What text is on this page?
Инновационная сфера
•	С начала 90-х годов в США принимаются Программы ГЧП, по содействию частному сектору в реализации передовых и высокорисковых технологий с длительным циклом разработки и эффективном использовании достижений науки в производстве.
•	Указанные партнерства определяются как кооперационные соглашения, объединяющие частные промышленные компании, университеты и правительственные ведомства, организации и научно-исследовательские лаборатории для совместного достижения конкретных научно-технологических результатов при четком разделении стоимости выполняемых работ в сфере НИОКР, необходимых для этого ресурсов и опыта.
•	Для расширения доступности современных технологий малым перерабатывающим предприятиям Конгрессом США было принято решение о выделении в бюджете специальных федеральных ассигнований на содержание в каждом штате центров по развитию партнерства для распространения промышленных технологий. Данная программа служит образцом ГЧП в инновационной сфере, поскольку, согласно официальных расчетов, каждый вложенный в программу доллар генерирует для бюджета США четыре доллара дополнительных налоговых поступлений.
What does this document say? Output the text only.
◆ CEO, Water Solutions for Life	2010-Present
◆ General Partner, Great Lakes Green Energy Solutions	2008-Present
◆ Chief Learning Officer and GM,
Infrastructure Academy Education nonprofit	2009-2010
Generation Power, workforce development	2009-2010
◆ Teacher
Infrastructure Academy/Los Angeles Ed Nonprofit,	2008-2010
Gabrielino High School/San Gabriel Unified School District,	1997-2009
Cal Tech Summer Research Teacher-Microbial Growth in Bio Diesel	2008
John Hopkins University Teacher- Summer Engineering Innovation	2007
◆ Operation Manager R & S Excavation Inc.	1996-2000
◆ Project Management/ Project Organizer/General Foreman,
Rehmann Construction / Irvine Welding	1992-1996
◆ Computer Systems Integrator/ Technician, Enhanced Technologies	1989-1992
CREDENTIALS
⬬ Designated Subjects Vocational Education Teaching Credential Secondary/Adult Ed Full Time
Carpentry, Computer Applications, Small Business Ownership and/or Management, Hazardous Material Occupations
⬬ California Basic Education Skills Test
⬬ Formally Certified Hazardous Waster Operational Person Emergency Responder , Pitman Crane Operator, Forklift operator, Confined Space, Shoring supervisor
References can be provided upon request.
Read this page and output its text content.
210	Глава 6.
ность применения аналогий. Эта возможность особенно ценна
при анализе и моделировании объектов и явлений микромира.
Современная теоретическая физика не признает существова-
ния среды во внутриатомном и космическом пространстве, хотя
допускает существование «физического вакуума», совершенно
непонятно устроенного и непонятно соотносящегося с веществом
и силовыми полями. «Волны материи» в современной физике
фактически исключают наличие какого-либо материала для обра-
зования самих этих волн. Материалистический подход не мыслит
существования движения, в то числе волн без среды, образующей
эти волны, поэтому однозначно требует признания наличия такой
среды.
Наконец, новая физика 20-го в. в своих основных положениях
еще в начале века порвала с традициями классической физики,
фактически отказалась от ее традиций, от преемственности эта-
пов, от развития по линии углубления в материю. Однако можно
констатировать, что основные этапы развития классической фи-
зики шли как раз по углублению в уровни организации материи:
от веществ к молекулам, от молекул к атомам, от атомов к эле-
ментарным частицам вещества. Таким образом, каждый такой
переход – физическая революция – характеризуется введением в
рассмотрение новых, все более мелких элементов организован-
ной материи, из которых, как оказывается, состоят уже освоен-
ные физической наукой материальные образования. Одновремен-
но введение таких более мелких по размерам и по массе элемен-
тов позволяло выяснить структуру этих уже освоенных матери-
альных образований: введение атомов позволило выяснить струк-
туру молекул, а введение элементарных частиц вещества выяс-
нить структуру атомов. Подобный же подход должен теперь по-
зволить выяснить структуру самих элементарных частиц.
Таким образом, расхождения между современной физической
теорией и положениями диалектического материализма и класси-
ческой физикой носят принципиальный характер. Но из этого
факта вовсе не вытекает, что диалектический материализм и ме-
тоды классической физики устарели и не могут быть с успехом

○ ○ ○ ○ ○

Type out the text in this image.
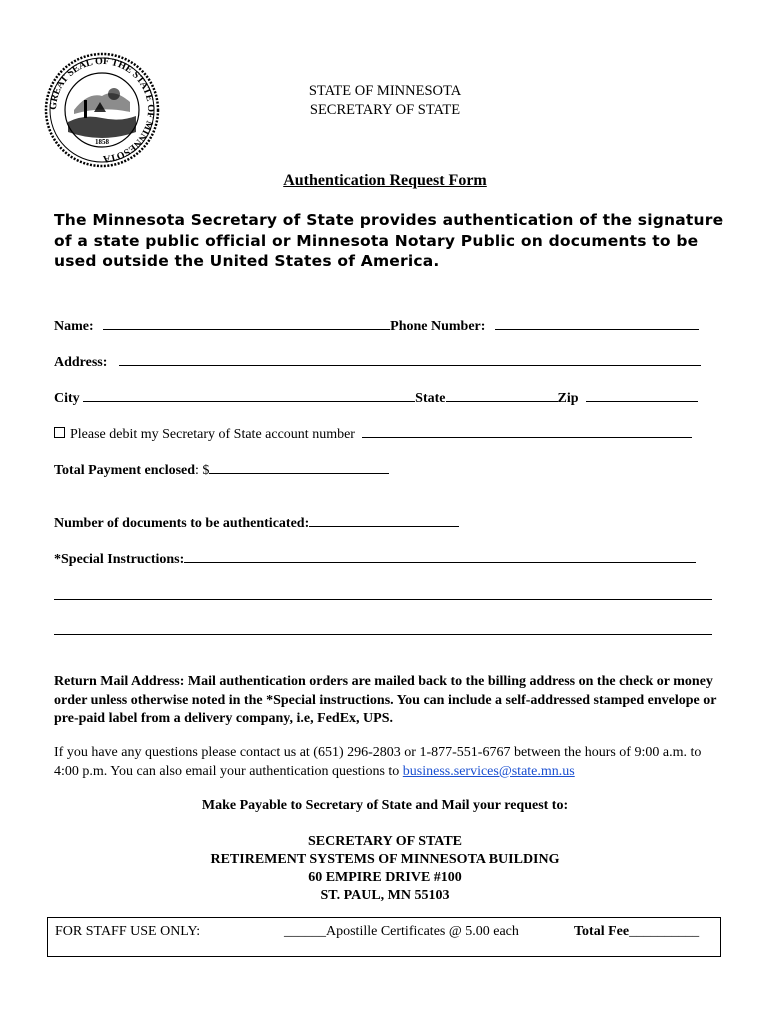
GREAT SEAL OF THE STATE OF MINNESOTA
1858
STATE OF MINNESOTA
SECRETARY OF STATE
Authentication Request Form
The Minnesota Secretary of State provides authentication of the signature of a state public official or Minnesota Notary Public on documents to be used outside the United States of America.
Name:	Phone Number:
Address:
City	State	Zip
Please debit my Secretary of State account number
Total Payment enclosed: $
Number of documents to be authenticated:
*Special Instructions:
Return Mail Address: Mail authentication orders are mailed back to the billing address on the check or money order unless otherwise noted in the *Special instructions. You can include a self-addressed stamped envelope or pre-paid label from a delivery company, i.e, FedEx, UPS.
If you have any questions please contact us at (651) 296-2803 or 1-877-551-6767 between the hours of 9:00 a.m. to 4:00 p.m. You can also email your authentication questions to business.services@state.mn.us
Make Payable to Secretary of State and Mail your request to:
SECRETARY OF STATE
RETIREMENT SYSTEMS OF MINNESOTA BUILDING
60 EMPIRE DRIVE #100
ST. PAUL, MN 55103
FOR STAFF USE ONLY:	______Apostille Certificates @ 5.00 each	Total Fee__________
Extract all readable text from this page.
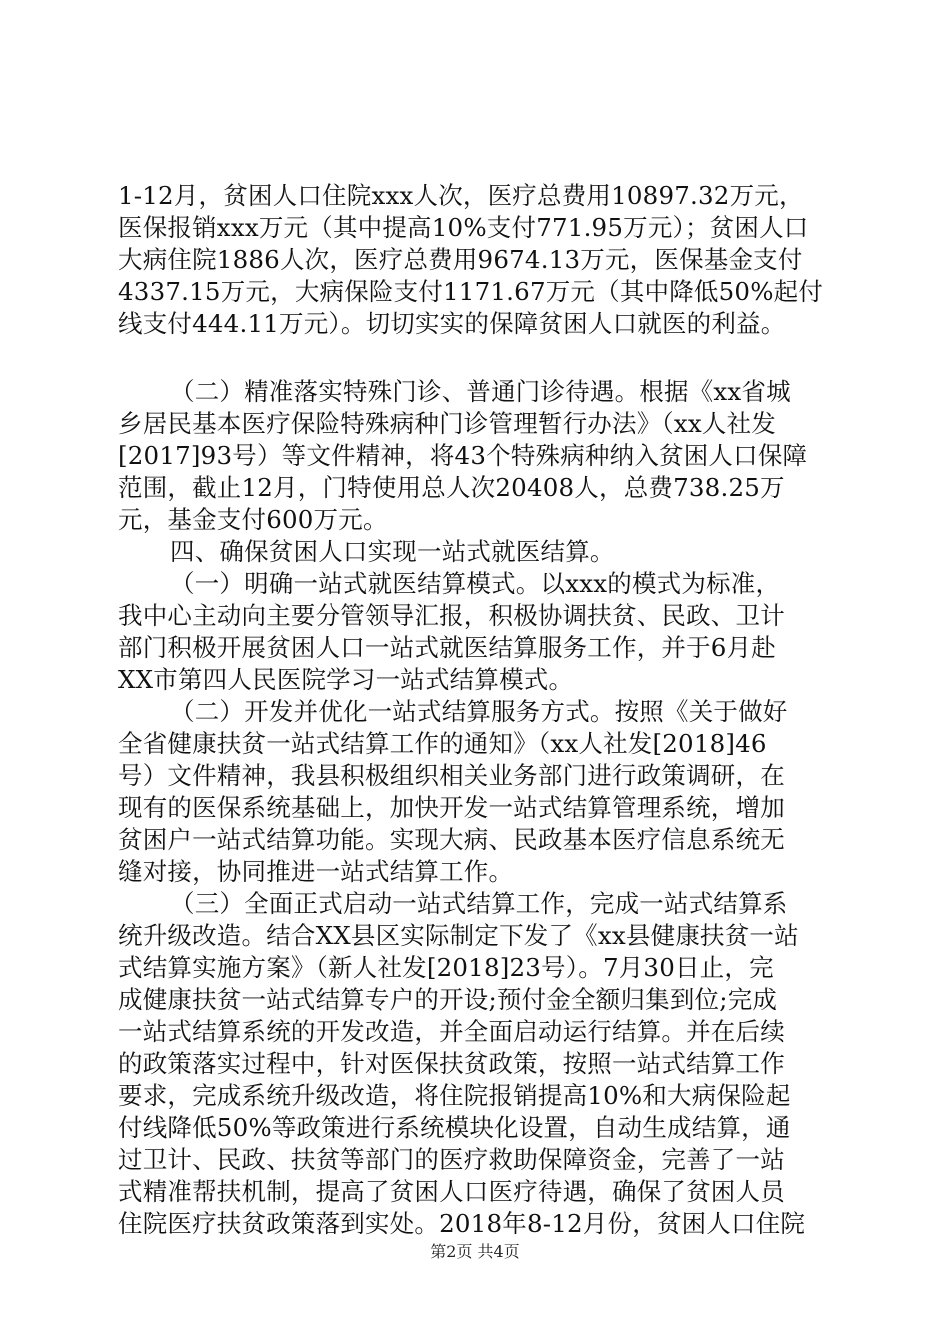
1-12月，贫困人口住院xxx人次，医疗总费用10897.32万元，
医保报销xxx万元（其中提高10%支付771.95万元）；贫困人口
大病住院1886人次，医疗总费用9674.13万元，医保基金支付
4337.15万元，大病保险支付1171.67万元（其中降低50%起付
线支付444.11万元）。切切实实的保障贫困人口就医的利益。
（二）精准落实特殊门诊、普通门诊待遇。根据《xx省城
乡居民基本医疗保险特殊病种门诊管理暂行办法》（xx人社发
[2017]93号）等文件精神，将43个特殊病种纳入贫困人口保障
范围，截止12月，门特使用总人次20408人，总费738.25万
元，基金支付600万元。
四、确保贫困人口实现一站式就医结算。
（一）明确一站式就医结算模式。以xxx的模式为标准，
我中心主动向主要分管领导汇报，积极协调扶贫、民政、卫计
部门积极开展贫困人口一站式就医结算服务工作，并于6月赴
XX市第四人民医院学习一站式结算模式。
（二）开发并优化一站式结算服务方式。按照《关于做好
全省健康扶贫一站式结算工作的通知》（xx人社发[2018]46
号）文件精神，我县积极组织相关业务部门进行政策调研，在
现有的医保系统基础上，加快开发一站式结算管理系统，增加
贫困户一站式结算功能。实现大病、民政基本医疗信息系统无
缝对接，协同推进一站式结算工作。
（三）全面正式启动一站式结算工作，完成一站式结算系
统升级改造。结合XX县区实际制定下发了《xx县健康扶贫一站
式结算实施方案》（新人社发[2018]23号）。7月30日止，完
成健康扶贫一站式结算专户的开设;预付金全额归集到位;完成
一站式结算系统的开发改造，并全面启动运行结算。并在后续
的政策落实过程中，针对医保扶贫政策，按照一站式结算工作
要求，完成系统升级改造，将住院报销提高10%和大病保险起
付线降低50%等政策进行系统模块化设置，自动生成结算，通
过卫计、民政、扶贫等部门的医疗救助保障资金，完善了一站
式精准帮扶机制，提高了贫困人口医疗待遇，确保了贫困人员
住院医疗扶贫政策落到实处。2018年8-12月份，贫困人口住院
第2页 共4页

○ ○ ○ ○ ○

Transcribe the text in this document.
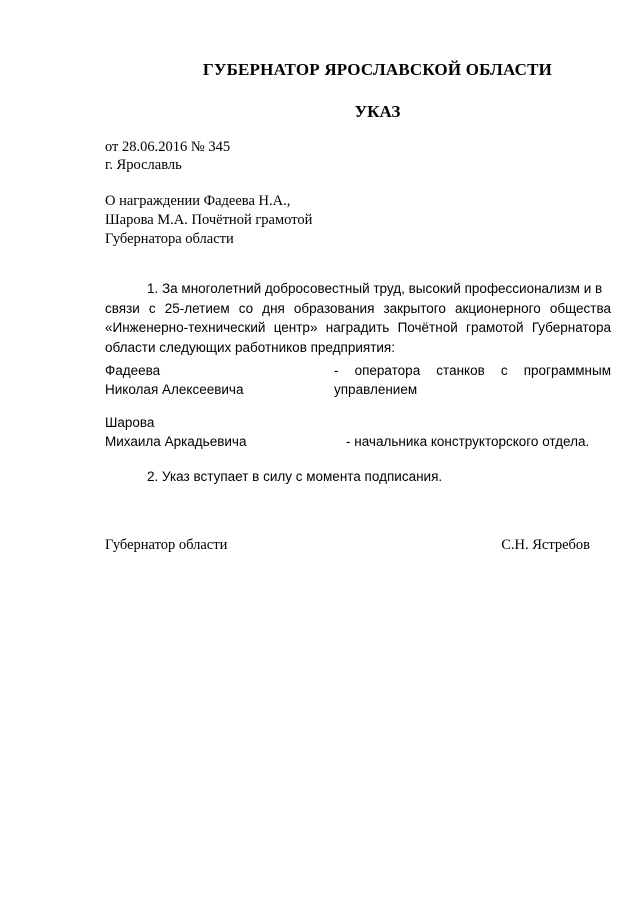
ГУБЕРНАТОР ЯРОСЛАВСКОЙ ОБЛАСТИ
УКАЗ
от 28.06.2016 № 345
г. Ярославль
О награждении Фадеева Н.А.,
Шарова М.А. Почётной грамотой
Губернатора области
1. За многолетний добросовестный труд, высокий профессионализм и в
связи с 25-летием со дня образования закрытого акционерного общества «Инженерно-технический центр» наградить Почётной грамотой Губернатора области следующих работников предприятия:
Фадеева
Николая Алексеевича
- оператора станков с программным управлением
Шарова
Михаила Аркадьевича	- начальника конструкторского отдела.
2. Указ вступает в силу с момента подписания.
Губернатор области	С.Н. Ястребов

○ ○ ○ ○ ○

# WHAT TO DO:
Identify the lines in the entries that hold "Summer" and return each one.

# SOLUTION:
Cal Tech Summer Research Teacher-Microbial Growth in Bio Diesel	2008
John Hopkins University Teacher- Summer Engineering Innovation	2007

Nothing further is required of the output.